*** Recorded information ***

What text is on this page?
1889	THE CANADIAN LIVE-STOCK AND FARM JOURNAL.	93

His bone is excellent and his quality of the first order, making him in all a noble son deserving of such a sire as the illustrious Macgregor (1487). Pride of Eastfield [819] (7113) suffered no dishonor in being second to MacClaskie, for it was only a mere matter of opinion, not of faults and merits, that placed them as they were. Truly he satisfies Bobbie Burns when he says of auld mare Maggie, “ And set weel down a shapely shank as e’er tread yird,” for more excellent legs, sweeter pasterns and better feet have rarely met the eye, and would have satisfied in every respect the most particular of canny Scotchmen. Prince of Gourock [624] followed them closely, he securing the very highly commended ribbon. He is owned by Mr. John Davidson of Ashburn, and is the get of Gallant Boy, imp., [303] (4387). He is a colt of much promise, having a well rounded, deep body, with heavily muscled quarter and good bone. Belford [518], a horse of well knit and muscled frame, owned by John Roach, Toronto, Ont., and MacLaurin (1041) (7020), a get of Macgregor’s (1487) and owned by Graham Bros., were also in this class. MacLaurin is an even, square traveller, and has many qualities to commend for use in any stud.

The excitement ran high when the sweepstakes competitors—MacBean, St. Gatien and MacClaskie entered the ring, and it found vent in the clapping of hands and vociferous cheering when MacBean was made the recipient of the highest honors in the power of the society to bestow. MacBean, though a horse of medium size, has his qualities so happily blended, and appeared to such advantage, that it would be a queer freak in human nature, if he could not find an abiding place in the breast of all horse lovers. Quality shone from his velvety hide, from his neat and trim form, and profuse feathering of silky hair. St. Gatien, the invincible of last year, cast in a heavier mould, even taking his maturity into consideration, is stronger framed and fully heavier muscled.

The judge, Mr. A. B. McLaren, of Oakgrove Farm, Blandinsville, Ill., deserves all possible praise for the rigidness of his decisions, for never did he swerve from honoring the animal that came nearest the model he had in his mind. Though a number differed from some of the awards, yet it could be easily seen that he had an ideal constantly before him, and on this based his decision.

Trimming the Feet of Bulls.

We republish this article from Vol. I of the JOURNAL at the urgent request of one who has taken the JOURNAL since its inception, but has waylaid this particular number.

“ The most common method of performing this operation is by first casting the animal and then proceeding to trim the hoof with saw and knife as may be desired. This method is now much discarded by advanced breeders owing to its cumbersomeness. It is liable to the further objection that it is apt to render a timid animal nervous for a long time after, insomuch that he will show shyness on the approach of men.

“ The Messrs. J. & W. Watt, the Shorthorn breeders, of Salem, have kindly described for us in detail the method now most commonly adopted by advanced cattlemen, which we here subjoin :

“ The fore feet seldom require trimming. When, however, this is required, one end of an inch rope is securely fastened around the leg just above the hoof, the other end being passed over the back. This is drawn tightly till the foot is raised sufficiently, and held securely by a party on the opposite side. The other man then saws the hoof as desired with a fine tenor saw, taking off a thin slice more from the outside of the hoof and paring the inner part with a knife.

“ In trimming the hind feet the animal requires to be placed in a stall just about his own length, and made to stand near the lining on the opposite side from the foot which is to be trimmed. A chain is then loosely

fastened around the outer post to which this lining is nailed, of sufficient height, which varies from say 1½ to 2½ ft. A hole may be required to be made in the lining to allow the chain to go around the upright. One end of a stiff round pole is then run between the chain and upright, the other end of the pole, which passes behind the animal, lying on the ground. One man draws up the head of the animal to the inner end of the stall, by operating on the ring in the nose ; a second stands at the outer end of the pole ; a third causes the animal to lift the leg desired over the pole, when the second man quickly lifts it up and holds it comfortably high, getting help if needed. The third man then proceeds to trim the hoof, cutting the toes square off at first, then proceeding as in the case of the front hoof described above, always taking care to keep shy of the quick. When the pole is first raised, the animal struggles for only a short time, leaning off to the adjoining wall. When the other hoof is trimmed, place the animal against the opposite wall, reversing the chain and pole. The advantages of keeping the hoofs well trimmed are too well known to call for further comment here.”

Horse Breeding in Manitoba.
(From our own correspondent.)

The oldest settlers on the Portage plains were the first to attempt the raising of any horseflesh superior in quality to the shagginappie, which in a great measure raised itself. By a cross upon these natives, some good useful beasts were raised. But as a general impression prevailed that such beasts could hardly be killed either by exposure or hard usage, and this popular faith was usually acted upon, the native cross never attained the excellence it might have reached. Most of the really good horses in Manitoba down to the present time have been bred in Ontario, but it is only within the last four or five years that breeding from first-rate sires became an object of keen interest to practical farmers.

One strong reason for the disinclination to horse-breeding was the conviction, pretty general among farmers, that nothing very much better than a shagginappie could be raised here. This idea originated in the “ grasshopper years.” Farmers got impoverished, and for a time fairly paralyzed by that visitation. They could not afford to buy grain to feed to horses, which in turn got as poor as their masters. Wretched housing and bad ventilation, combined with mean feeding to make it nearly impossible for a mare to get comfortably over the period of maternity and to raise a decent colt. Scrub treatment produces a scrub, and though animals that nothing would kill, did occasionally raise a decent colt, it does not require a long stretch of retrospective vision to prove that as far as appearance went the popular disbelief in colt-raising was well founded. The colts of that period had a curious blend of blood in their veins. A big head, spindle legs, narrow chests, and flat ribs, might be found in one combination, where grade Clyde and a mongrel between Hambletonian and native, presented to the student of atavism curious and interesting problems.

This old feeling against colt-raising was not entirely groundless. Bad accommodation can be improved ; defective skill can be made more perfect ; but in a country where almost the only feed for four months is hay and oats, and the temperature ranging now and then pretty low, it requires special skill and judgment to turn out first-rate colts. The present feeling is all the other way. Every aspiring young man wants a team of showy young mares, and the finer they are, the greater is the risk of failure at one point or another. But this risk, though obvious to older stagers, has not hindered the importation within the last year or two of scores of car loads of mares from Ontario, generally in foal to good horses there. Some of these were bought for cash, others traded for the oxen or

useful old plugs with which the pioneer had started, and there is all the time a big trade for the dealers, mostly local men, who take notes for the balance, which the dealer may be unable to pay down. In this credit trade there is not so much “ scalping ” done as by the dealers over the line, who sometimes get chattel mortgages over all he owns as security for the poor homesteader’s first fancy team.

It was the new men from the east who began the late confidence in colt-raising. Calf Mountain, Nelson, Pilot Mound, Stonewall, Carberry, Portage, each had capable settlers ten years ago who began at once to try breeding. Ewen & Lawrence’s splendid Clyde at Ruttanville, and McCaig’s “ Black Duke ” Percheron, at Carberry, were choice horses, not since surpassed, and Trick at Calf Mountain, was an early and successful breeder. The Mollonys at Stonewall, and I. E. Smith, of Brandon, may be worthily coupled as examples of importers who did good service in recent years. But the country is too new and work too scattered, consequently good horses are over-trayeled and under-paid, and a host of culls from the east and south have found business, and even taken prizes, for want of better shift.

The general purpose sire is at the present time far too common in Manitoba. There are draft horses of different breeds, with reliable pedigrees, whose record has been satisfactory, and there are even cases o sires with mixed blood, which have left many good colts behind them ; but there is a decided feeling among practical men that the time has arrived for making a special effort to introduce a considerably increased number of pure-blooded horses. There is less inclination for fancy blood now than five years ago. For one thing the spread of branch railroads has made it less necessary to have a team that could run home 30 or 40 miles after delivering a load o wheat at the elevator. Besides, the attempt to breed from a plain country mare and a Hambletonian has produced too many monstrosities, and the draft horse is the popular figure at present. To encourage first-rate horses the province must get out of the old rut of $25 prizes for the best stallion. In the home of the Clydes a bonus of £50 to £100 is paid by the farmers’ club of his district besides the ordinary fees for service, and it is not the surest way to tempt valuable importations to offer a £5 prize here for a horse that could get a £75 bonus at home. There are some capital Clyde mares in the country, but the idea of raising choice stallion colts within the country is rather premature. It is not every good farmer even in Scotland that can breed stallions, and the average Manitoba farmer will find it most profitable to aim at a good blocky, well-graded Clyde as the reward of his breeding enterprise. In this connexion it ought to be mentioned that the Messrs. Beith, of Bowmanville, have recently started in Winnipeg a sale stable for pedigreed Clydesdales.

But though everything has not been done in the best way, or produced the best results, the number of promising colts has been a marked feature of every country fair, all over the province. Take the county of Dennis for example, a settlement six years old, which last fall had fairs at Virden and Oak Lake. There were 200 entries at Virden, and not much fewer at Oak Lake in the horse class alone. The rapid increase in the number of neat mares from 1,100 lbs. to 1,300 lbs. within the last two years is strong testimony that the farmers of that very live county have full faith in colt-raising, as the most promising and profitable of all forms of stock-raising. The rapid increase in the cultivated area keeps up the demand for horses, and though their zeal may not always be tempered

***

What the task requires: Your task is to gather every line with the word "JOURNAL" and copy it.

Completed exercise:
1889	THE CANADIAN LIVE-STOCK AND FARM JOURNAL.	93
We republish this article from Vol. I of the JOURNAL at the urgent request of one who has taken the JOURNAL since its inception, but has waylaid this particular number.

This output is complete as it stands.